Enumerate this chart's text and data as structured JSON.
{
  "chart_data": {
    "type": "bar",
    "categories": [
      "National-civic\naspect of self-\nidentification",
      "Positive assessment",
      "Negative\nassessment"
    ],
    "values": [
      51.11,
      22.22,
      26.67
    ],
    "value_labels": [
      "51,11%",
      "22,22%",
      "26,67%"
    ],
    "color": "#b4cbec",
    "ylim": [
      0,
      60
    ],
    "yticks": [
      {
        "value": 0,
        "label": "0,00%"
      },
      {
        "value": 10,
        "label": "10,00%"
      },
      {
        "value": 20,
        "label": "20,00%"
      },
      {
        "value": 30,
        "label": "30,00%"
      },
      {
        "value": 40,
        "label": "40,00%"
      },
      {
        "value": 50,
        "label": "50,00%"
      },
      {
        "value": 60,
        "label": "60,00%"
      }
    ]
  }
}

+ + + + +

Return each entry from above without altering a single character.

Enumerate this chart's text and data as structured JSON.
{
  "chart_data": {
    "type": "bar",
    "categories": [
      "National-civic\naspect of self-\nidentification",
      "Positive assessment",
      "Negative\nassessment"
    ],
    "values": [
      51.11,
      22.22,
      26.67
    ],
    "value_labels": [
      "51,11%",
      "22,22%",
      "26,67%"
    ],
    "color": "#b4cbec",
    "ylim": [
      0,
      60
    ],
    "yticks": [
      {
        "value": 0,
        "label": "0,00%"
      },
      {
        "value": 10,
        "label": "10,00%"
      },
      {
        "value": 20,
        "label": "20,00%"
      },
      {
        "value": 30,
        "label": "30,00%"
      },
      {
        "value": 40,
        "label": "40,00%"
      },
      {
        "value": 50,
        "label": "50,00%"
      },
      {
        "value": 60,
        "label": "60,00%"
      }
    ]
  }
}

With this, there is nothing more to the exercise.